Start of Material shown

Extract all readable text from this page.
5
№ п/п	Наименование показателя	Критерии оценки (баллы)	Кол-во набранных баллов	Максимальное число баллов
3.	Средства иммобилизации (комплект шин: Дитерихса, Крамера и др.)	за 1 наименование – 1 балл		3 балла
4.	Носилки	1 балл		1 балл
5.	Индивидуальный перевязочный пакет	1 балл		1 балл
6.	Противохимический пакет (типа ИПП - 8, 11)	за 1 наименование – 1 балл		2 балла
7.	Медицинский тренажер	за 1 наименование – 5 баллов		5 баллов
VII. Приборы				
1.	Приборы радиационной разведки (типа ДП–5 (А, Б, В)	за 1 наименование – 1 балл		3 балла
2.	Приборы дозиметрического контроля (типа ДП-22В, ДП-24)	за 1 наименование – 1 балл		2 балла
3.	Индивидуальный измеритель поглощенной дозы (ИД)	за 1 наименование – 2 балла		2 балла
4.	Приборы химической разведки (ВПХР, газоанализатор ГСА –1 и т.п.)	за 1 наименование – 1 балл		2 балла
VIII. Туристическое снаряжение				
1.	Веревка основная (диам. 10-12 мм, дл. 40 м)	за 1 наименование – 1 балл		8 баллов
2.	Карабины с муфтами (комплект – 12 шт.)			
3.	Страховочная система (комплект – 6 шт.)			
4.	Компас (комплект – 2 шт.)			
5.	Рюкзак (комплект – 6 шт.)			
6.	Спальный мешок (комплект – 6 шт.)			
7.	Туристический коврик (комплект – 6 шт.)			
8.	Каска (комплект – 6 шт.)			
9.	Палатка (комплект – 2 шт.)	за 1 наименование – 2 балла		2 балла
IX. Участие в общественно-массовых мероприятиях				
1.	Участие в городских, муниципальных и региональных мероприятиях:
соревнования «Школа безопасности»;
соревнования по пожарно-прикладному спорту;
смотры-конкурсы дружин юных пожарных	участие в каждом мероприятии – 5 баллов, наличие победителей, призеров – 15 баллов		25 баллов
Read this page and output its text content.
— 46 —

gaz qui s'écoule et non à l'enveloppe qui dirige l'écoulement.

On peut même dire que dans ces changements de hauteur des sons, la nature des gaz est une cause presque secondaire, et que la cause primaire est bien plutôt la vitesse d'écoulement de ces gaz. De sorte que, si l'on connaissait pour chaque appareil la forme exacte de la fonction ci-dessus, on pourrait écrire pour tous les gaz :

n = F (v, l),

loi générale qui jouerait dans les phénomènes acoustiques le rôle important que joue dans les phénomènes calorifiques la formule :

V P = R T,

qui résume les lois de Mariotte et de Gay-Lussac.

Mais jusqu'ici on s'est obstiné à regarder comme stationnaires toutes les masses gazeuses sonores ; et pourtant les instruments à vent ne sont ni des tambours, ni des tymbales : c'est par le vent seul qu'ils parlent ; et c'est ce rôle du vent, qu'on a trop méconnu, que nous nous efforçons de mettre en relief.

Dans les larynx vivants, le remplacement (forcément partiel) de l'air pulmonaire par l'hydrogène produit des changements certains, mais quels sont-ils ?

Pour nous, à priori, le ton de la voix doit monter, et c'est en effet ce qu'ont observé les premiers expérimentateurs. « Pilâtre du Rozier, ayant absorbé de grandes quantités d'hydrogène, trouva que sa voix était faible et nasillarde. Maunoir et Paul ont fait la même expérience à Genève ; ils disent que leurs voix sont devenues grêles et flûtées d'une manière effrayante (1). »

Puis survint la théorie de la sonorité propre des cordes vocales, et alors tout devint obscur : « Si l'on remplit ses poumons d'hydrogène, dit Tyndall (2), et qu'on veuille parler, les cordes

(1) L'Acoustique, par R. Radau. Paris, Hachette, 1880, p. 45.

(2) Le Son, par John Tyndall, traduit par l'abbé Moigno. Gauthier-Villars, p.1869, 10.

End of Material shown

Give all the entries again exactly; leave none out.

Extract all readable text from this page.
5
№ п/п	Наименование показателя	Критерии оценки (баллы)	Кол-во набранных баллов	Максимальное число баллов
3.	Средства иммобилизации (комплект шин: Дитерихса, Крамера и др.)	за 1 наименование – 1 балл		3 балла
4.	Носилки	1 балл		1 балл
5.	Индивидуальный перевязочный пакет	1 балл		1 балл
6.	Противохимический пакет (типа ИПП - 8, 11)	за 1 наименование – 1 балл		2 балла
7.	Медицинский тренажер	за 1 наименование – 5 баллов		5 баллов
VII. Приборы				
1.	Приборы радиационной разведки (типа ДП–5 (А, Б, В)	за 1 наименование – 1 балл		3 балла
2.	Приборы дозиметрического контроля (типа ДП-22В, ДП-24)	за 1 наименование – 1 балл		2 балла
3.	Индивидуальный измеритель поглощенной дозы (ИД)	за 1 наименование – 2 балла		2 балла
4.	Приборы химической разведки (ВПХР, газоанализатор ГСА –1 и т.п.)	за 1 наименование – 1 балл		2 балла
VIII. Туристическое снаряжение				
1.	Веревка основная (диам. 10-12 мм, дл. 40 м)	за 1 наименование – 1 балл		8 баллов
2.	Карабины с муфтами (комплект – 12 шт.)			
3.	Страховочная система (комплект – 6 шт.)			
4.	Компас (комплект – 2 шт.)			
5.	Рюкзак (комплект – 6 шт.)			
6.	Спальный мешок (комплект – 6 шт.)			
7.	Туристический коврик (комплект – 6 шт.)			
8.	Каска (комплект – 6 шт.)			
9.	Палатка (комплект – 2 шт.)	за 1 наименование – 2 балла		2 балла
IX. Участие в общественно-массовых мероприятиях				
1.	Участие в городских, муниципальных и региональных мероприятиях:
соревнования «Школа безопасности»;
соревнования по пожарно-прикладному спорту;
смотры-конкурсы дружин юных пожарных	участие в каждом мероприятии – 5 баллов, наличие победителей, призеров – 15 баллов		25 баллов
Read this page and output its text content.
— 46 —

gaz qui s'écoule et non à l'enveloppe qui dirige l'écoulement.

On peut même dire que dans ces changements de hauteur des sons, la nature des gaz est une cause presque secondaire, et que la cause primaire est bien plutôt la vitesse d'écoulement de ces gaz. De sorte que, si l'on connaissait pour chaque appareil la forme exacte de la fonction ci-dessus, on pourrait écrire pour tous les gaz :

n = F (v, l),

loi générale qui jouerait dans les phénomènes acoustiques le rôle important que joue dans les phénomènes calorifiques la formule :

V P = R T,

qui résume les lois de Mariotte et de Gay-Lussac.

Mais jusqu'ici on s'est obstiné à regarder comme stationnaires toutes les masses gazeuses sonores ; et pourtant les instruments à vent ne sont ni des tambours, ni des tymbales : c'est par le vent seul qu'ils parlent ; et c'est ce rôle du vent, qu'on a trop méconnu, que nous nous efforçons de mettre en relief.

Dans les larynx vivants, le remplacement (forcément partiel) de l'air pulmonaire par l'hydrogène produit des changements certains, mais quels sont-ils ?

Pour nous, à priori, le ton de la voix doit monter, et c'est en effet ce qu'ont observé les premiers expérimentateurs. « Pilâtre du Rozier, ayant absorbé de grandes quantités d'hydrogène, trouva que sa voix était faible et nasillarde. Maunoir et Paul ont fait la même expérience à Genève ; ils disent que leurs voix sont devenues grêles et flûtées d'une manière effrayante (1). »

Puis survint la théorie de la sonorité propre des cordes vocales, et alors tout devint obscur : « Si l'on remplit ses poumons d'hydrogène, dit Tyndall (2), et qu'on veuille parler, les cordes

(1) L'Acoustique, par R. Radau. Paris, Hachette, 1880, p. 45.

(2) Le Son, par John Tyndall, traduit par l'abbé Moigno. Gauthier-Villars, p.1869, 10.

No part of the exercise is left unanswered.